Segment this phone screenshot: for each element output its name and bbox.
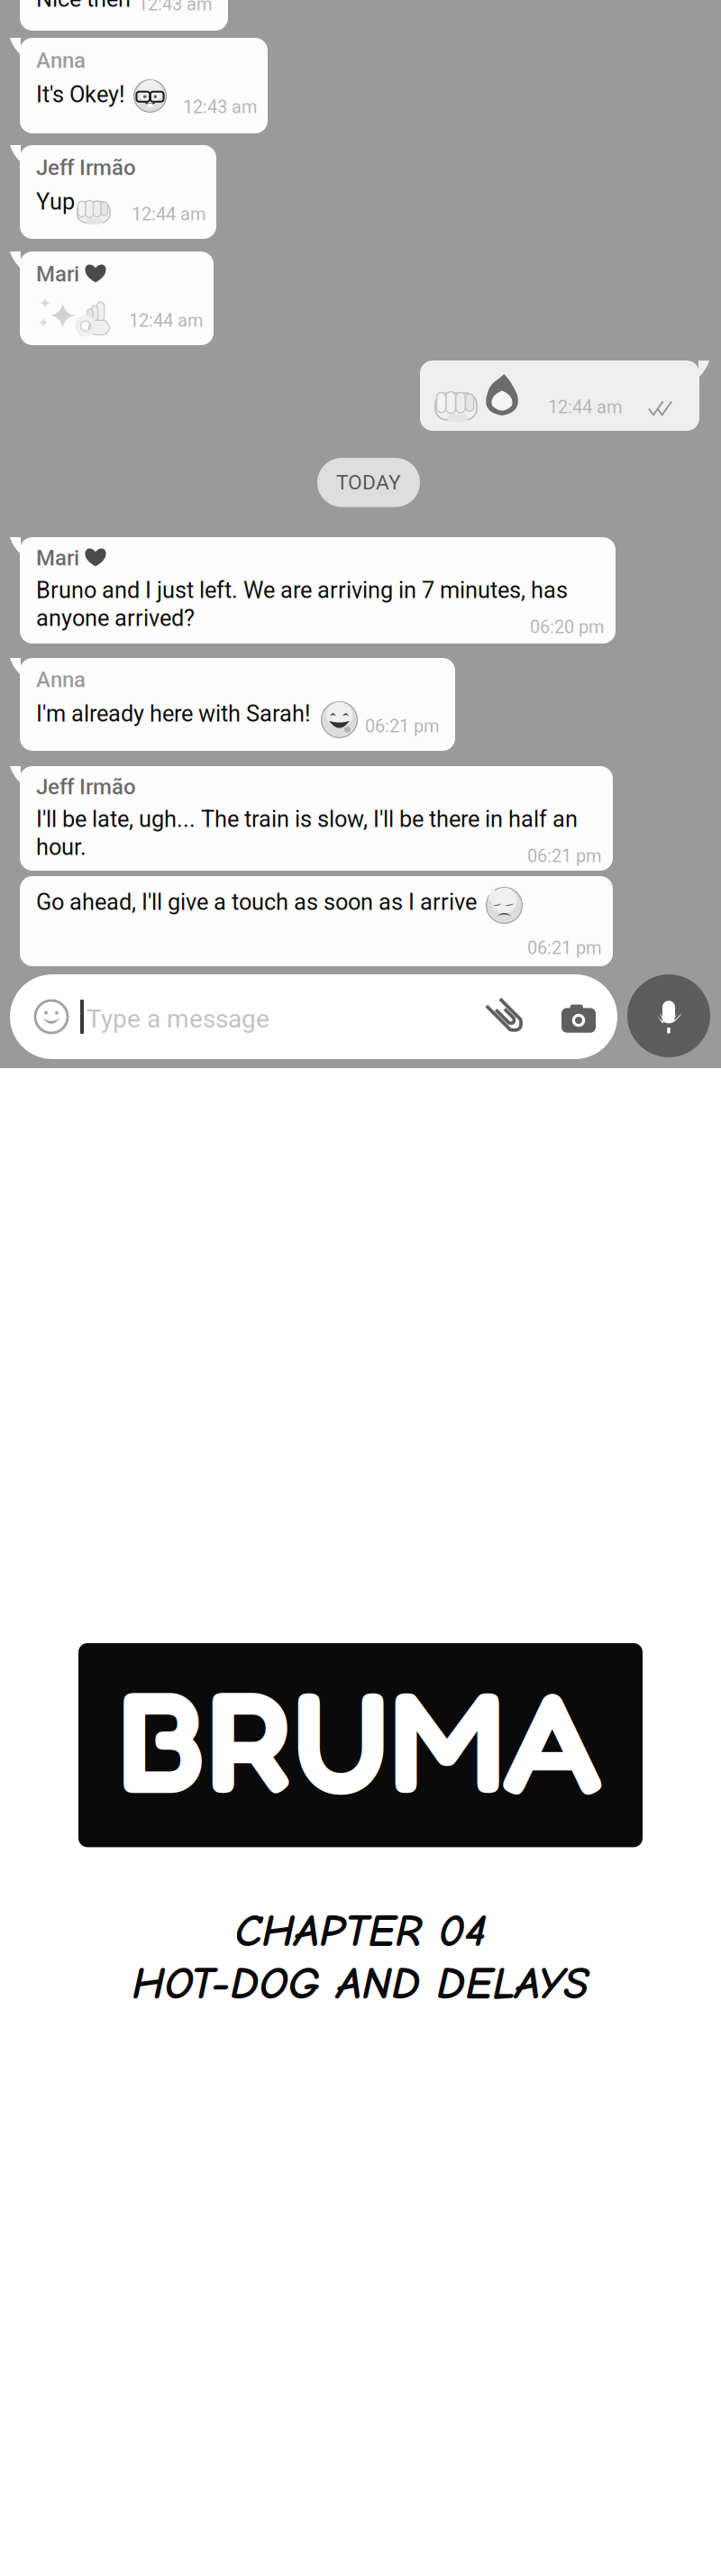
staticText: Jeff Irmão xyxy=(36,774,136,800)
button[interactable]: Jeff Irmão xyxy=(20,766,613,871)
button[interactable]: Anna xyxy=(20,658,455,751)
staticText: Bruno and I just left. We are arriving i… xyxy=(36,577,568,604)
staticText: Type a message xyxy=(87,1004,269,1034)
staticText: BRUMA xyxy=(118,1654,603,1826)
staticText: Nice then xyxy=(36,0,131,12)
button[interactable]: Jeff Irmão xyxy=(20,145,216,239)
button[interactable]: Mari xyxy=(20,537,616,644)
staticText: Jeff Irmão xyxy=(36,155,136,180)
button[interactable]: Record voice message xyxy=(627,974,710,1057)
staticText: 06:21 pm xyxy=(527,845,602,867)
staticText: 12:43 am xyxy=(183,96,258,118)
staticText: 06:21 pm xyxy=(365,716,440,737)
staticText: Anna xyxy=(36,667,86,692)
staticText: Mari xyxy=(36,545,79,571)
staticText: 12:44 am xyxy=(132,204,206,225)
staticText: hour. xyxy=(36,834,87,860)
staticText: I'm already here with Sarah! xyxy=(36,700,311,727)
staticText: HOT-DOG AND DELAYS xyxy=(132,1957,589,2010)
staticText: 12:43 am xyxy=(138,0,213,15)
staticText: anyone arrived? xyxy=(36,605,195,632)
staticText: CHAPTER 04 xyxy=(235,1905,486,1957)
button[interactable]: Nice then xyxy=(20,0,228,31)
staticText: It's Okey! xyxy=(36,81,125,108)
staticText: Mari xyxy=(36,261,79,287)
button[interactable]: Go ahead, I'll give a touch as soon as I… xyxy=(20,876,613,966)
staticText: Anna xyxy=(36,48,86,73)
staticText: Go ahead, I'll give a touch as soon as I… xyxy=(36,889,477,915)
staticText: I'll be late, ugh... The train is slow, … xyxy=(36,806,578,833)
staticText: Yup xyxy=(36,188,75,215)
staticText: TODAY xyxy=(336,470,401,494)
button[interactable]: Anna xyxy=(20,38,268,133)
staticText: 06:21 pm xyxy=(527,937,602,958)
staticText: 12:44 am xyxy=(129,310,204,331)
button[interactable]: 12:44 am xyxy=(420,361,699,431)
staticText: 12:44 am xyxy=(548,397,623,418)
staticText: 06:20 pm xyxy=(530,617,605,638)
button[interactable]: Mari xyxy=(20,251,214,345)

⁂

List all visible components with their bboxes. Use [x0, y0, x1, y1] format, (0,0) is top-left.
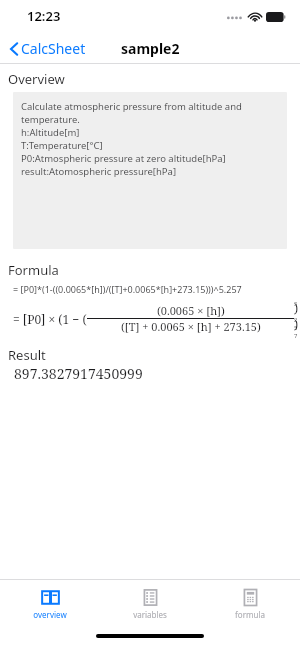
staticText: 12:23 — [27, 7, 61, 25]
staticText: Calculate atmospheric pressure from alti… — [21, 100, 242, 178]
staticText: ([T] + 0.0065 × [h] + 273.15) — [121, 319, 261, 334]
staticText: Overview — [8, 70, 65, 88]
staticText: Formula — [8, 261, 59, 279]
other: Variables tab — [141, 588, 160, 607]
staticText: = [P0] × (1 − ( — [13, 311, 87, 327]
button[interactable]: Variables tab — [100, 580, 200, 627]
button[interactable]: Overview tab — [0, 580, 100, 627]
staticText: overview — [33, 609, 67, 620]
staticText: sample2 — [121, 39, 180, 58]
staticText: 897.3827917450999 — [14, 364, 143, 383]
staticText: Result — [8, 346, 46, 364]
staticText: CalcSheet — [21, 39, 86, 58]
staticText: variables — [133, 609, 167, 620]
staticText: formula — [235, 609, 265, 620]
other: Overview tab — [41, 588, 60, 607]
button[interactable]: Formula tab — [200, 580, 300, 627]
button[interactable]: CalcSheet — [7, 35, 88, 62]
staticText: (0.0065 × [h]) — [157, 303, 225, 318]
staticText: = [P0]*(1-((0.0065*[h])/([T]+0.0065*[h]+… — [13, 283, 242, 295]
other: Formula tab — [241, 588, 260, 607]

⁂

What you have to do:
Take everything in the data from the line containing "staticText: Jeff Irmão xyxy=(36,774,136,800)" down to the line containing "staticText: Mari xyxy=(36,261,79,287)" and write those lines out again, switching "Type a message" to "Write a message" and leaving all else unchanged.

Response to this task:
staticText: Jeff Irmão xyxy=(36,774,136,800)
button[interactable]: Jeff Irmão xyxy=(20,766,613,871)
button[interactable]: Anna xyxy=(20,658,455,751)
staticText: Bruno and I just left. We are arriving i… xyxy=(36,577,568,604)
staticText: Write a message xyxy=(87,1004,269,1034)
staticText: BRUMA xyxy=(118,1654,603,1826)
staticText: Nice then xyxy=(36,0,131,12)
button[interactable]: Jeff Irmão xyxy=(20,145,216,239)
button[interactable]: Mari xyxy=(20,537,616,644)
staticText: Jeff Irmão xyxy=(36,155,136,180)
button[interactable]: Record voice message xyxy=(627,974,710,1057)
staticText: 06:21 pm xyxy=(527,845,602,867)
staticText: 12:43 am xyxy=(183,96,258,118)
staticText: 06:21 pm xyxy=(365,716,440,737)
staticText: Anna xyxy=(36,667,86,692)
staticText: Mari xyxy=(36,545,79,571)
staticText: 12:44 am xyxy=(132,204,206,225)
staticText: hour. xyxy=(36,834,87,860)
staticText: I'm already here with Sarah! xyxy=(36,700,311,727)
staticText: HOT-DOG AND DELAYS xyxy=(132,1957,589,2010)
staticText: 12:43 am xyxy=(138,0,213,15)
staticText: anyone arrived? xyxy=(36,605,195,632)
staticText: CHAPTER 04 xyxy=(235,1905,486,1957)
button[interactable]: Nice then xyxy=(20,0,228,31)
staticText: It's Okey! xyxy=(36,81,125,108)
staticText: Mari xyxy=(36,261,79,287)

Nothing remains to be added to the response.